Do this
The listing below should be printed exactly, every line of it. Skip the pictures.

Input
[start]
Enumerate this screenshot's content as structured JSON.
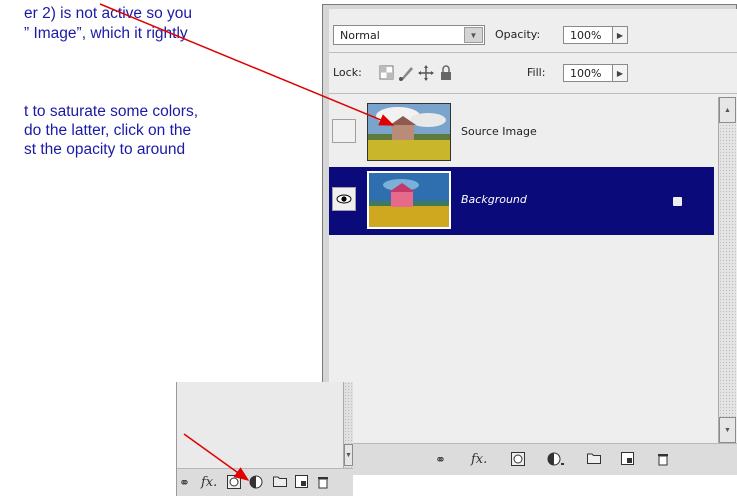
{
  "tutorial": {
    "lines": [
      "er 2) is not active so you",
      "” Image”, which it rightly",
      "t to saturate some colors,",
      "do the latter, click on the",
      "st the opacity to around"
    ],
    "text_color": "#1a1aa6"
  },
  "layers_panel": {
    "blend_mode": "Normal",
    "opacity_label": "Opacity:",
    "opacity_value": "100%",
    "lock_label": "Lock:",
    "fill_label": "Fill:",
    "fill_value": "100%",
    "layers": [
      {
        "name": "Source Image",
        "visible": false,
        "selected": false
      },
      {
        "name": "Background",
        "visible": true,
        "selected": true,
        "locked": true
      }
    ],
    "selection_color": "#0a0a7a"
  },
  "footer_icons": [
    "link-icon",
    "fx-icon",
    "layer-mask-icon",
    "adjustment-layer-icon",
    "group-folder-icon",
    "new-layer-icon",
    "trash-icon"
  ],
  "annotation_color": "#e00000"
}
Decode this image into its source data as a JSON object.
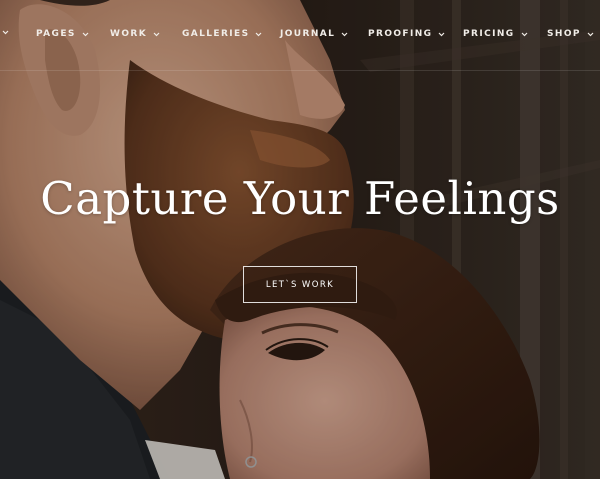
{
  "nav": {
    "items": [
      {
        "label": ""
      },
      {
        "label": "PAGES"
      },
      {
        "label": "WORK"
      },
      {
        "label": "GALLERIES"
      },
      {
        "label": "JOURNAL"
      },
      {
        "label": "PROOFING"
      },
      {
        "label": "PRICING"
      },
      {
        "label": "SHOP"
      }
    ],
    "chevron_icon": "chevron-down-icon"
  },
  "hero": {
    "title": "Capture Your Feelings",
    "cta_label": "LET`S WORK"
  },
  "colors": {
    "text": "#ffffff",
    "background_dark": "#1b1612",
    "skin": "#c69a80",
    "beard": "#6e4226",
    "hair": "#3e2416"
  }
}
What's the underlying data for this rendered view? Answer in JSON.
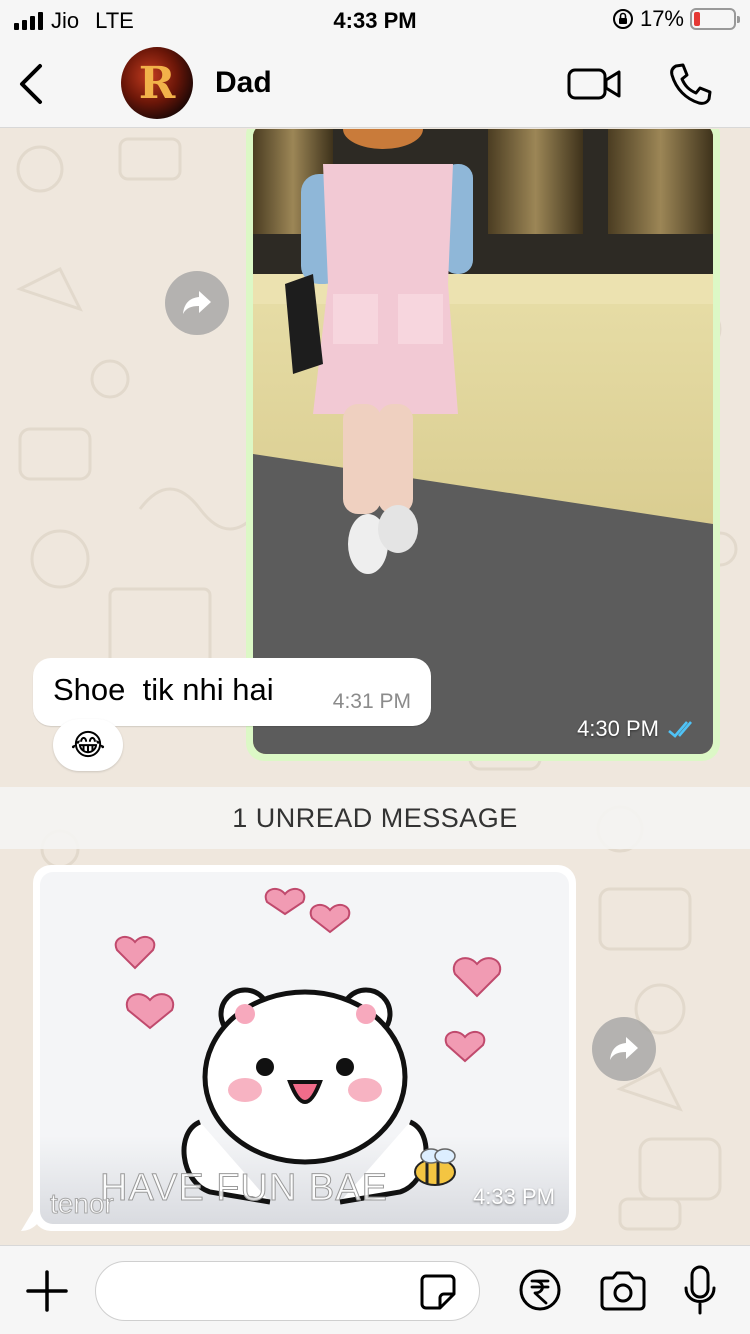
{
  "status_bar": {
    "carrier": "Jio",
    "network": "LTE",
    "time": "4:33 PM",
    "battery_percent": "17%",
    "battery_level": 0.17,
    "battery_color": "#e53935"
  },
  "header": {
    "contact_name": "Dad",
    "avatar_letter": "R",
    "icons": {
      "back": "chevron-left-icon",
      "video": "video-camera-icon",
      "call": "phone-icon"
    }
  },
  "messages": {
    "outgoing_image": {
      "time": "4:30 PM",
      "status": "read",
      "status_color": "#4fc3f7"
    },
    "incoming_text": {
      "text": "Shoe  tik nhi hai",
      "time": "4:31 PM",
      "reaction": "😂"
    },
    "unread_banner": "1 UNREAD MESSAGE",
    "incoming_gif": {
      "caption": "HAVE FUN BAE",
      "source": "tenor",
      "time": "4:33 PM"
    }
  },
  "input_bar": {
    "placeholder": "",
    "icons": {
      "plus": "plus-icon",
      "sticker": "sticker-icon",
      "payment": "rupee-icon",
      "camera": "camera-icon",
      "mic": "microphone-icon"
    }
  },
  "colors": {
    "outgoing_bubble": "#dcf8c6",
    "incoming_bubble": "#ffffff",
    "chat_background": "#efe7dd"
  }
}
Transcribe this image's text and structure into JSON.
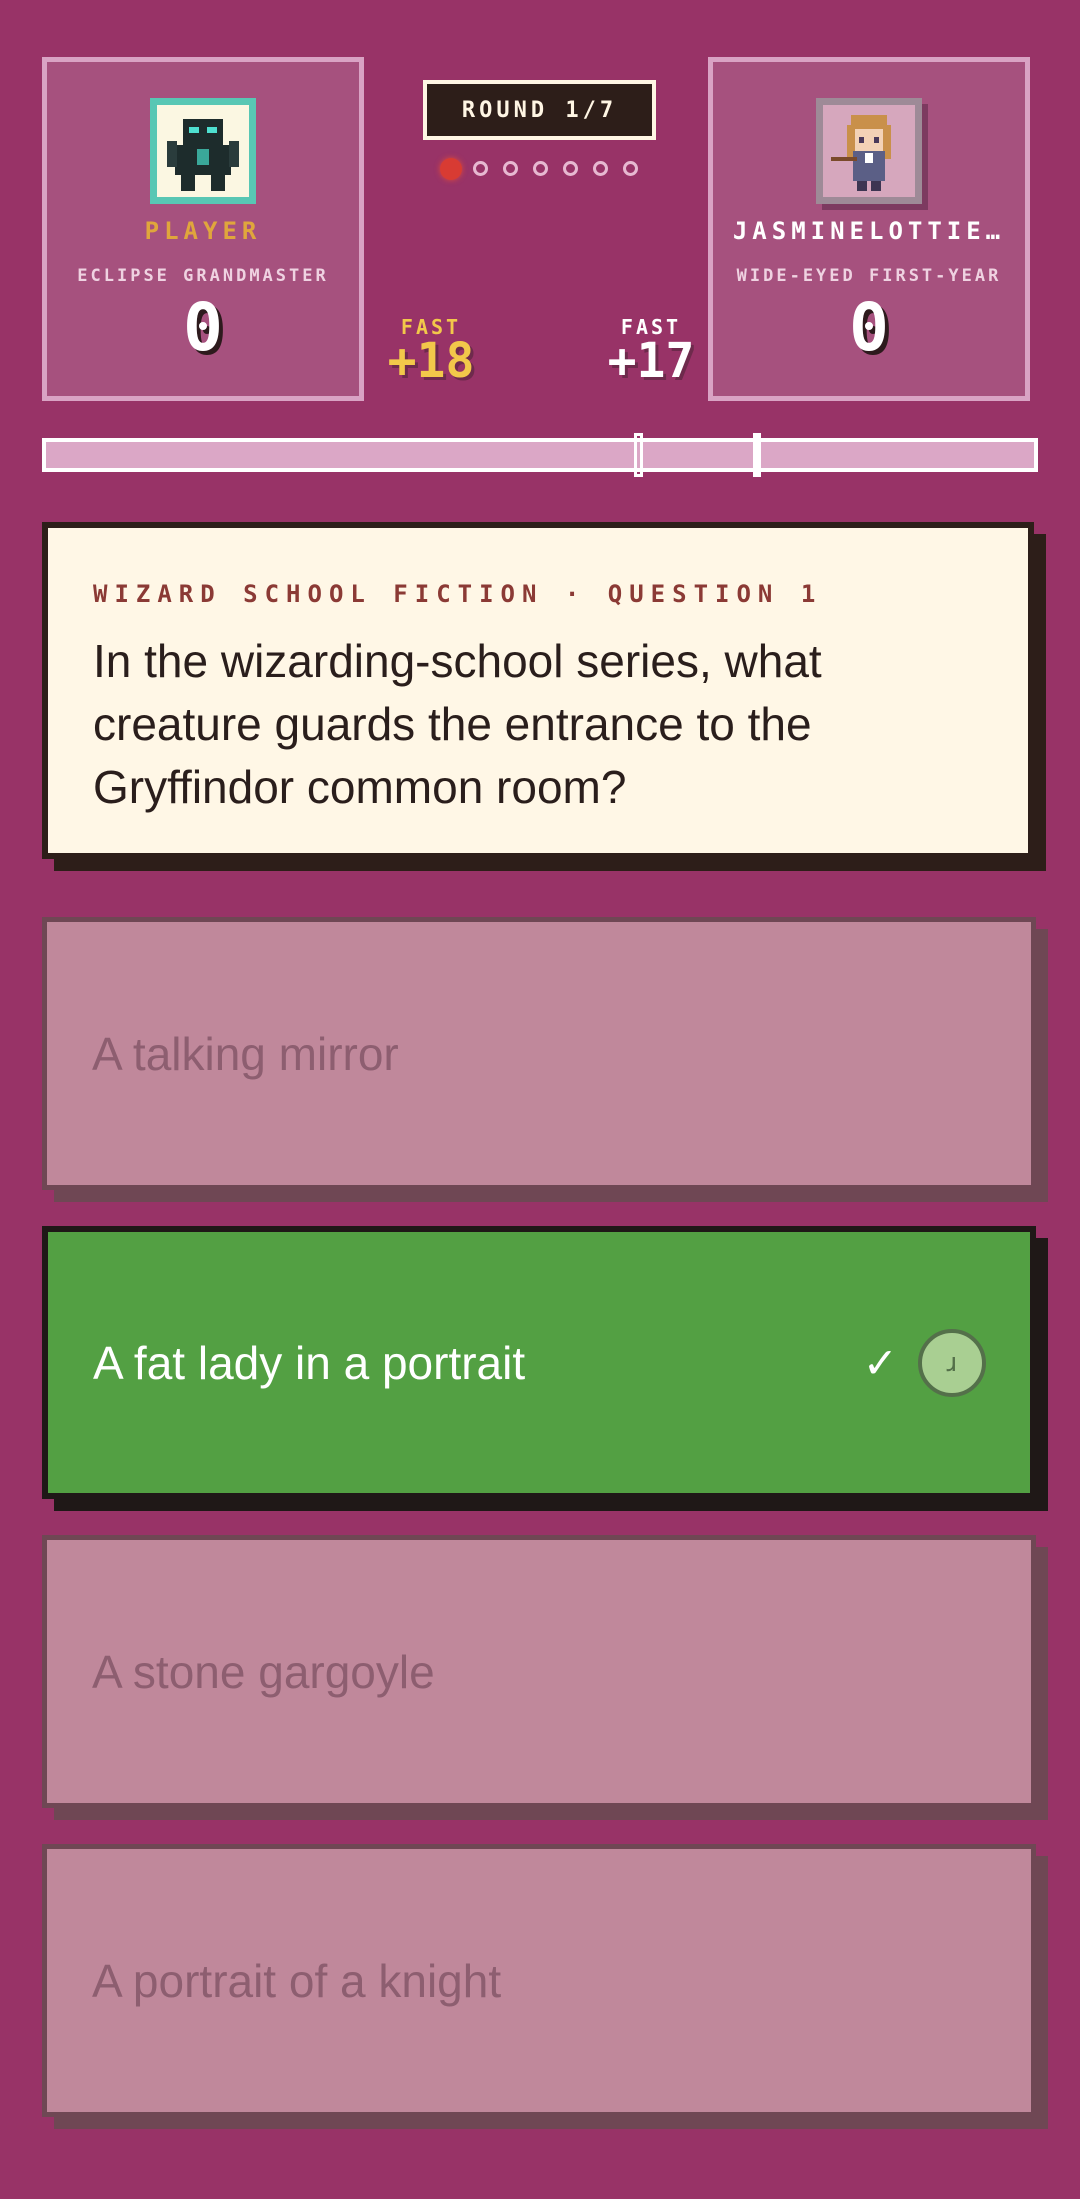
{
  "colors": {
    "background": "#983367",
    "card": "#a6517e",
    "correct": "#53a043",
    "dim_answer": "#c0889b",
    "question_bg": "#fff7e6",
    "accent_gold": "#e0a63c"
  },
  "player": {
    "name": "PLAYER",
    "title": "ECLIPSE GRANDMASTER",
    "score": "0",
    "avatar_icon": "dark-knight-avatar-icon",
    "fast_label": "FAST",
    "fast_bonus": "+18"
  },
  "opponent": {
    "name": "JASMINELOTTIE…",
    "title": "WIDE-EYED FIRST-YEAR",
    "score": "0",
    "avatar_icon": "wizard-girl-avatar-icon",
    "fast_label": "FAST",
    "fast_bonus": "+17"
  },
  "round": {
    "label": "ROUND 1/7",
    "current": 1,
    "total": 7
  },
  "progress": {
    "player_marker_fraction": 0.6,
    "opponent_marker_fraction": 0.72
  },
  "question": {
    "category": "WIZARD SCHOOL FICTION · QUESTION 1",
    "text": "In the wizarding-school series, what creature guards the entrance to the Gryffindor common room?"
  },
  "answers": [
    {
      "text": "A talking mirror",
      "state": "dim"
    },
    {
      "text": "A fat lady in a portrait",
      "state": "correct",
      "check": "✓",
      "chip": "ɹ"
    },
    {
      "text": "A stone gargoyle",
      "state": "dim"
    },
    {
      "text": "A portrait of a knight",
      "state": "dim"
    }
  ]
}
[end]
Finished task
Enumerate this screenshot's content as structured JSON.
{
  "tutorial": {
    "lines": [
      "er 2) is not active so you",
      "” Image”, which it rightly",
      "t to saturate some colors,",
      "do the latter, click on the",
      "st the opacity to around"
    ],
    "text_color": "#1a1aa6"
  },
  "layers_panel": {
    "blend_mode": "Normal",
    "opacity_label": "Opacity:",
    "opacity_value": "100%",
    "lock_label": "Lock:",
    "fill_label": "Fill:",
    "fill_value": "100%",
    "layers": [
      {
        "name": "Source Image",
        "visible": false,
        "selected": false
      },
      {
        "name": "Background",
        "visible": true,
        "selected": true,
        "locked": true
      }
    ],
    "selection_color": "#0a0a7a"
  },
  "footer_icons": [
    "link-icon",
    "fx-icon",
    "layer-mask-icon",
    "adjustment-layer-icon",
    "group-folder-icon",
    "new-layer-icon",
    "trash-icon"
  ],
  "annotation_color": "#e00000"
}
Decode this image into its source data as a JSON object.
{
  "nav": {
    "items": [
      {
        "label": ""
      },
      {
        "label": "PAGES"
      },
      {
        "label": "WORK"
      },
      {
        "label": "GALLERIES"
      },
      {
        "label": "JOURNAL"
      },
      {
        "label": "PROOFING"
      },
      {
        "label": "PRICING"
      },
      {
        "label": "SHOP"
      }
    ],
    "chevron_icon": "chevron-down-icon"
  },
  "hero": {
    "title": "Capture Your Feelings",
    "cta_label": "LET`S WORK"
  },
  "colors": {
    "text": "#ffffff",
    "background_dark": "#1b1612",
    "skin": "#c69a80",
    "beard": "#6e4226",
    "hair": "#3e2416"
  }
}
What's the underlying data for this rendered view? Answer in JSON.
{
  "status_bar": {
    "carrier": "Jio",
    "network": "LTE",
    "time": "4:33 PM",
    "battery_percent": "17%",
    "battery_level": 0.17,
    "battery_color": "#e53935"
  },
  "header": {
    "contact_name": "Dad",
    "avatar_letter": "R",
    "icons": {
      "back": "chevron-left-icon",
      "video": "video-camera-icon",
      "call": "phone-icon"
    }
  },
  "messages": {
    "outgoing_image": {
      "time": "4:30 PM",
      "status": "read",
      "status_color": "#4fc3f7"
    },
    "incoming_text": {
      "text": "Shoe  tik nhi hai",
      "time": "4:31 PM",
      "reaction": "😂"
    },
    "unread_banner": "1 UNREAD MESSAGE",
    "incoming_gif": {
      "caption": "HAVE FUN BAE",
      "source": "tenor",
      "time": "4:33 PM"
    }
  },
  "input_bar": {
    "placeholder": "",
    "icons": {
      "plus": "plus-icon",
      "sticker": "sticker-icon",
      "payment": "rupee-icon",
      "camera": "camera-icon",
      "mic": "microphone-icon"
    }
  },
  "colors": {
    "outgoing_bubble": "#dcf8c6",
    "incoming_bubble": "#ffffff",
    "chat_background": "#efe7dd"
  }
}
Transcribe this image's text and structure into JSON.
{
  "colors": {
    "background": "#983367",
    "card": "#a6517e",
    "correct": "#53a043",
    "dim_answer": "#c0889b",
    "question_bg": "#fff7e6",
    "accent_gold": "#e0a63c"
  },
  "player": {
    "name": "PLAYER",
    "title": "ECLIPSE GRANDMASTER",
    "score": "0",
    "avatar_icon": "dark-knight-avatar-icon",
    "fast_label": "FAST",
    "fast_bonus": "+18"
  },
  "opponent": {
    "name": "JASMINELOTTIE…",
    "title": "WIDE-EYED FIRST-YEAR",
    "score": "0",
    "avatar_icon": "wizard-girl-avatar-icon",
    "fast_label": "FAST",
    "fast_bonus": "+17"
  },
  "round": {
    "label": "ROUND 1/7",
    "current": 1,
    "total": 7
  },
  "progress": {
    "player_marker_fraction": 0.6,
    "opponent_marker_fraction": 0.72
  },
  "question": {
    "category": "WIZARD SCHOOL FICTION · QUESTION 1",
    "text": "In the wizarding-school series, what creature guards the entrance to the Gryffindor common room?"
  },
  "answers": [
    {
      "text": "A talking mirror",
      "state": "dim"
    },
    {
      "text": "A fat lady in a portrait",
      "state": "correct",
      "check": "✓",
      "chip": "ɹ"
    },
    {
      "text": "A stone gargoyle",
      "state": "dim"
    },
    {
      "text": "A portrait of a knight",
      "state": "dim"
    }
  ]
}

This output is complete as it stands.